• **PROMPT**:
Pick out every line of the entries below where "rendir" occurs, and copy those lines.

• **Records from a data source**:
________________________________________
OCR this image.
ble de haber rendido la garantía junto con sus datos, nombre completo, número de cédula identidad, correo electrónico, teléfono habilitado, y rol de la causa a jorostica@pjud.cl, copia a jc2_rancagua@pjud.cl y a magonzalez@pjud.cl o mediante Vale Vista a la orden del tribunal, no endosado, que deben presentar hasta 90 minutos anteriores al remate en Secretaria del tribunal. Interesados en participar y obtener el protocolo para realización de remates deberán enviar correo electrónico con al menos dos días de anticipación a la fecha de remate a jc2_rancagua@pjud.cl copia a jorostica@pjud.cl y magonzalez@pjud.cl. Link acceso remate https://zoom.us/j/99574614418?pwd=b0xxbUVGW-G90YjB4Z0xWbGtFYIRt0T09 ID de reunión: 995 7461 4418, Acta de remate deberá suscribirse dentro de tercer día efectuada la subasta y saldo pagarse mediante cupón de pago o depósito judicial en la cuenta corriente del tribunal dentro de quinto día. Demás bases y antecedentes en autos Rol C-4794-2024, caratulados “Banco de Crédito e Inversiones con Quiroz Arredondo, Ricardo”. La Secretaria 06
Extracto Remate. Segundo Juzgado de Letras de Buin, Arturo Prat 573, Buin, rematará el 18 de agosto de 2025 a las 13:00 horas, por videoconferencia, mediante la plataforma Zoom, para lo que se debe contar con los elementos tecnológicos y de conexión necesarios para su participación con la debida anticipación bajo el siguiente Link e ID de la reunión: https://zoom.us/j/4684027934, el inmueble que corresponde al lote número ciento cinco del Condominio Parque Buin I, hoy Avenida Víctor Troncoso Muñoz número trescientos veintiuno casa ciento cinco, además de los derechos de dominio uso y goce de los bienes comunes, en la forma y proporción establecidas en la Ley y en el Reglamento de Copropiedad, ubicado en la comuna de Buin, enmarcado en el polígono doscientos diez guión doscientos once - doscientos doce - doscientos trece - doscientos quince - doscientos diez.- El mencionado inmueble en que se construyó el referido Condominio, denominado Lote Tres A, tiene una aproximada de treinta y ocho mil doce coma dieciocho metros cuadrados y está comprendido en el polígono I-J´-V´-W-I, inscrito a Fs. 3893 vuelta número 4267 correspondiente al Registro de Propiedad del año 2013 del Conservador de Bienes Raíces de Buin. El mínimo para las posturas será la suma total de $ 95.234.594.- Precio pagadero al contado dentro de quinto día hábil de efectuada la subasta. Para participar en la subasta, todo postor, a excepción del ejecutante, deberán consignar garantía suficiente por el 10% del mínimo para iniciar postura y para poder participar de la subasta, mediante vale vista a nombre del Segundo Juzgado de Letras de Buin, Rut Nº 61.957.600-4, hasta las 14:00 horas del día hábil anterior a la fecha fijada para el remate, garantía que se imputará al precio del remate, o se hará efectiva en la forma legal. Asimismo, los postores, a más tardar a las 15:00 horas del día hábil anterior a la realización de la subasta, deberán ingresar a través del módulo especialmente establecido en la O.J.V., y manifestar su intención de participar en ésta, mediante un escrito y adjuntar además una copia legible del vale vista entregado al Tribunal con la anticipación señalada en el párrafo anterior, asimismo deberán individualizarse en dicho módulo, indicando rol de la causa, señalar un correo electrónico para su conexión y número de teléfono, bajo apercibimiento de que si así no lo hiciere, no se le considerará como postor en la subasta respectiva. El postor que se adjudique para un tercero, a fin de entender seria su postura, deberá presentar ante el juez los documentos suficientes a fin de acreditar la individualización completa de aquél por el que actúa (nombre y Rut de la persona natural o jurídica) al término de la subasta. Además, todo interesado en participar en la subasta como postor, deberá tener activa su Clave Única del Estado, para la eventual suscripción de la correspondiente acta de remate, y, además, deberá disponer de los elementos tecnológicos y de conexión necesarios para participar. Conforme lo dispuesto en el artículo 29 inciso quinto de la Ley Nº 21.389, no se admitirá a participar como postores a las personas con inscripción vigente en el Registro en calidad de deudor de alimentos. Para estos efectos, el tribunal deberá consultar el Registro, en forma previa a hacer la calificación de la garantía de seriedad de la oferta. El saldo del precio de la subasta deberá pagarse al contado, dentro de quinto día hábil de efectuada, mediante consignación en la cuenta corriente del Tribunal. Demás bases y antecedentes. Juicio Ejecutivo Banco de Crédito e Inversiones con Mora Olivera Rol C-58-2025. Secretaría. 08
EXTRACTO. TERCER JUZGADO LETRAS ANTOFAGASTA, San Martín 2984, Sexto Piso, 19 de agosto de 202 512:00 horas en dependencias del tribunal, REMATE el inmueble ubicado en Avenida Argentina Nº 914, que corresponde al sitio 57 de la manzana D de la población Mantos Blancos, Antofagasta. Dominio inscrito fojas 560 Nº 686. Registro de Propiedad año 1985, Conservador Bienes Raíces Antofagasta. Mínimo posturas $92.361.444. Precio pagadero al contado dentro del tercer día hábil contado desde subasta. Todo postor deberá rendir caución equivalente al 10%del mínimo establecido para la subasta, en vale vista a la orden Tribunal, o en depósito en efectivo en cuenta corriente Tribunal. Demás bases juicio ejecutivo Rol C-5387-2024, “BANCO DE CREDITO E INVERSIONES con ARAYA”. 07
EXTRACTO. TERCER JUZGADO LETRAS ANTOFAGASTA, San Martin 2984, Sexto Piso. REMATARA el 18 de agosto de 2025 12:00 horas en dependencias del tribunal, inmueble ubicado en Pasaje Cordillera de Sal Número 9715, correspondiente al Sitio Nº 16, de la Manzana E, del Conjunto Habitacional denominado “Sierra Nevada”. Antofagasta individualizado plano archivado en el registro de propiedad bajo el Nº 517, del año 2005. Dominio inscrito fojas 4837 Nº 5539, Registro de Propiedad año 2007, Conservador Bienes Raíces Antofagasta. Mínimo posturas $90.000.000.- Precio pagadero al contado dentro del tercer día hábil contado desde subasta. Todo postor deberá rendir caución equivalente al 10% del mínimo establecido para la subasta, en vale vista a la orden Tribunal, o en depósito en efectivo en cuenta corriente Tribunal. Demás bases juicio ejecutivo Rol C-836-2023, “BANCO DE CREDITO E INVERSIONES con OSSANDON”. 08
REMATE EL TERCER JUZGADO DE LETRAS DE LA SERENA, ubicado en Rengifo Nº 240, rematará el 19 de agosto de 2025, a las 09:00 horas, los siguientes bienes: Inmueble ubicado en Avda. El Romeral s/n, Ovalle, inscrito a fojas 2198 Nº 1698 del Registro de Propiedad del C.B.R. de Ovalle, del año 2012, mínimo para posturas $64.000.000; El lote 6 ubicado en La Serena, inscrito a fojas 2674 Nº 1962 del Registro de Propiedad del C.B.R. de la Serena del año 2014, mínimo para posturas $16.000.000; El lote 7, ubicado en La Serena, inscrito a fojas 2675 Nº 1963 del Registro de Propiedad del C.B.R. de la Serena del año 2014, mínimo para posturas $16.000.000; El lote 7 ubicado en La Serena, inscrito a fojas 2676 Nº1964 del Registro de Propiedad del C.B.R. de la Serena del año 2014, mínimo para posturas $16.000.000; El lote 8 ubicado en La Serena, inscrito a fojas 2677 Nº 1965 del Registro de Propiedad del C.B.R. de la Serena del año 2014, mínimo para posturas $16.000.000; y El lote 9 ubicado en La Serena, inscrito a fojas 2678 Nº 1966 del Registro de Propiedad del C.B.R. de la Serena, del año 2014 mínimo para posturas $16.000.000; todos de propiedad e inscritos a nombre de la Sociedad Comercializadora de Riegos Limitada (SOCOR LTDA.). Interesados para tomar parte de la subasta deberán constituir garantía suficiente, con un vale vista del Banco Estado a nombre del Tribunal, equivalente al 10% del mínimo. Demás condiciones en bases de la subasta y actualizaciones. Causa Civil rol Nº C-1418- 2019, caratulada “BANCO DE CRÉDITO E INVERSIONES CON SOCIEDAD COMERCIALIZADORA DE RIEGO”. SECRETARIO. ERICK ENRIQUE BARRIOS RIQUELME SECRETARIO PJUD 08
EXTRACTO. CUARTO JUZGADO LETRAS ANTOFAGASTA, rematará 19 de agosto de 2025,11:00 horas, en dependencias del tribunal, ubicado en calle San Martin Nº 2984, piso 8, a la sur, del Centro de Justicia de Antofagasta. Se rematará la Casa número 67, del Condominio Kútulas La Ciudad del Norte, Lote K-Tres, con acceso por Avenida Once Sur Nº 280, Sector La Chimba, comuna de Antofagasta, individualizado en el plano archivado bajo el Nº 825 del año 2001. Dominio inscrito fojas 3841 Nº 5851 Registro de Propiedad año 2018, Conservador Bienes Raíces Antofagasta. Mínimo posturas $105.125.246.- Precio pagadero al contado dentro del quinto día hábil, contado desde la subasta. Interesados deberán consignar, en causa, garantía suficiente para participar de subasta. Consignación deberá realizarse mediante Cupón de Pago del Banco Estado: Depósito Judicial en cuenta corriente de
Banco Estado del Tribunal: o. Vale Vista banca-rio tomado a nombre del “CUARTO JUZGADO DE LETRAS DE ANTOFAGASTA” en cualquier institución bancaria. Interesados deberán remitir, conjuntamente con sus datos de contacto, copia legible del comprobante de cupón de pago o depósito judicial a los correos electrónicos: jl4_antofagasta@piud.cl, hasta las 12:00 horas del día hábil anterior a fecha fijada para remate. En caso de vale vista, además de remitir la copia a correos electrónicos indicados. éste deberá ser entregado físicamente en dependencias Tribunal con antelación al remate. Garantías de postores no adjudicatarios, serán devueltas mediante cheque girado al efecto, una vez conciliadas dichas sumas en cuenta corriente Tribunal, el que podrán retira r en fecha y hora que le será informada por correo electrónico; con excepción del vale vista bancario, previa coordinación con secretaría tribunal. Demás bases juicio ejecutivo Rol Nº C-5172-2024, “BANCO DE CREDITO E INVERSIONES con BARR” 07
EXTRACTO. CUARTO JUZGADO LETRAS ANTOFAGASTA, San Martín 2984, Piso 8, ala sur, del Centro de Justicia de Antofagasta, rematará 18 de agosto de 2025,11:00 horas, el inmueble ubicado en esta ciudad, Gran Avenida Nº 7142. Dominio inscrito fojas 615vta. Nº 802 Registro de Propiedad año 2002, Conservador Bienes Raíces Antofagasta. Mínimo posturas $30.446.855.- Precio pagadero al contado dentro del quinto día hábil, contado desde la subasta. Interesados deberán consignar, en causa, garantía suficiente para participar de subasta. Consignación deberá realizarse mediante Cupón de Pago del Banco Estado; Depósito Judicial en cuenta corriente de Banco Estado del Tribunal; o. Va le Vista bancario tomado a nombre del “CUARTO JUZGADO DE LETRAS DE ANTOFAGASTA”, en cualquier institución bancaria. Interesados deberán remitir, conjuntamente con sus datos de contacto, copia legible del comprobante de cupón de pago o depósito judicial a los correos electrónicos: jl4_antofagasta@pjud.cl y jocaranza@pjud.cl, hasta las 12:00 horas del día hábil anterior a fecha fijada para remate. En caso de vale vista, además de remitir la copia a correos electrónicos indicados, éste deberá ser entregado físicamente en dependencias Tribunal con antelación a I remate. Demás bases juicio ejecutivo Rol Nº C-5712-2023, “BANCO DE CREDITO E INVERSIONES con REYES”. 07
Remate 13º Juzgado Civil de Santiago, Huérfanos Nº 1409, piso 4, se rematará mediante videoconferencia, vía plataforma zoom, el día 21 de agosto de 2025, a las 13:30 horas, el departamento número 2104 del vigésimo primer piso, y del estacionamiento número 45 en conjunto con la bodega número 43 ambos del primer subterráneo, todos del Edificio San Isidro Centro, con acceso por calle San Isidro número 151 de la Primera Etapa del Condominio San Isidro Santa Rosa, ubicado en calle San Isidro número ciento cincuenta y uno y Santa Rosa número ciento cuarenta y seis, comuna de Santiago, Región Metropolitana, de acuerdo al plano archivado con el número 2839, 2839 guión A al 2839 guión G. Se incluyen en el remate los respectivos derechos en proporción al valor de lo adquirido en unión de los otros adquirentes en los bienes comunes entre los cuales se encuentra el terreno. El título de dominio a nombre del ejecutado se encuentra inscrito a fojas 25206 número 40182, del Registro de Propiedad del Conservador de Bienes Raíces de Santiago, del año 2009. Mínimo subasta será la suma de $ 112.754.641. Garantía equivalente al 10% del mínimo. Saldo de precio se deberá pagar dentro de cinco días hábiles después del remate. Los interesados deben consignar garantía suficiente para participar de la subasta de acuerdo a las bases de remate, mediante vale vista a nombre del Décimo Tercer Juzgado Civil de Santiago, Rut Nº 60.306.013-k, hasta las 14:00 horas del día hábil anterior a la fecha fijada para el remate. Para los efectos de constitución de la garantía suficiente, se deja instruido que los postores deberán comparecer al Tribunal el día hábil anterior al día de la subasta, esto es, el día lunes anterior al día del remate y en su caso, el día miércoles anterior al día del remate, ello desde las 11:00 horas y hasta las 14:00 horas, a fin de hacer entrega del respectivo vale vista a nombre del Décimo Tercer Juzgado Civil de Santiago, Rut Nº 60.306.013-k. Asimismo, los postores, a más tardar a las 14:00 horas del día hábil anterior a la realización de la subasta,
________________________________________
• **EXPECTED ANSWER**:
EXTRACTO. TERCER JUZGADO LETRAS ANTOFAGASTA, San Martín 2984, Sexto Piso, 19 de agosto de 202 512:00 horas en dependencias del tribunal, REMATE el inmueble ubicado en Avenida Argentina Nº 914, que corresponde al sitio 57 de la manzana D de la población Mantos Blancos, Antofagasta. Dominio inscrito fojas 560 Nº 686. Registro de Propiedad año 1985, Conservador Bienes Raíces Antofagasta. Mínimo posturas $92.361.444. Precio pagadero al contado dentro del tercer día hábil contado desde subasta. Todo postor deberá rendir caución equivalente al 10%del mínimo establecido para la subasta, en vale vista a la orden Tribunal, o en depósito en efectivo en cuenta corriente Tribunal. Demás bases juicio ejecutivo Rol C-5387-2024, “BANCO DE CREDITO E INVERSIONES con ARAYA”. 07
EXTRACTO. TERCER JUZGADO LETRAS ANTOFAGASTA, San Martin 2984, Sexto Piso. REMATARA el 18 de agosto de 2025 12:00 horas en dependencias del tribunal, inmueble ubicado en Pasaje Cordillera de Sal Número 9715, correspondiente al Sitio Nº 16, de la Manzana E, del Conjunto Habitacional denominado “Sierra Nevada”. Antofagasta individualizado plano archivado en el registro de propiedad bajo el Nº 517, del año 2005. Dominio inscrito fojas 4837 Nº 5539, Registro de Propiedad año 2007, Conservador Bienes Raíces Antofagasta. Mínimo posturas $90.000.000.- Precio pagadero al contado dentro del tercer día hábil contado desde subasta. Todo postor deberá rendir caución equivalente al 10% del mínimo establecido para la subasta, en vale vista a la orden Tribunal, o en depósito en efectivo en cuenta corriente Tribunal. Demás bases juicio ejecutivo Rol C-836-2023, “BANCO DE CREDITO E INVERSIONES con OSSANDON”. 08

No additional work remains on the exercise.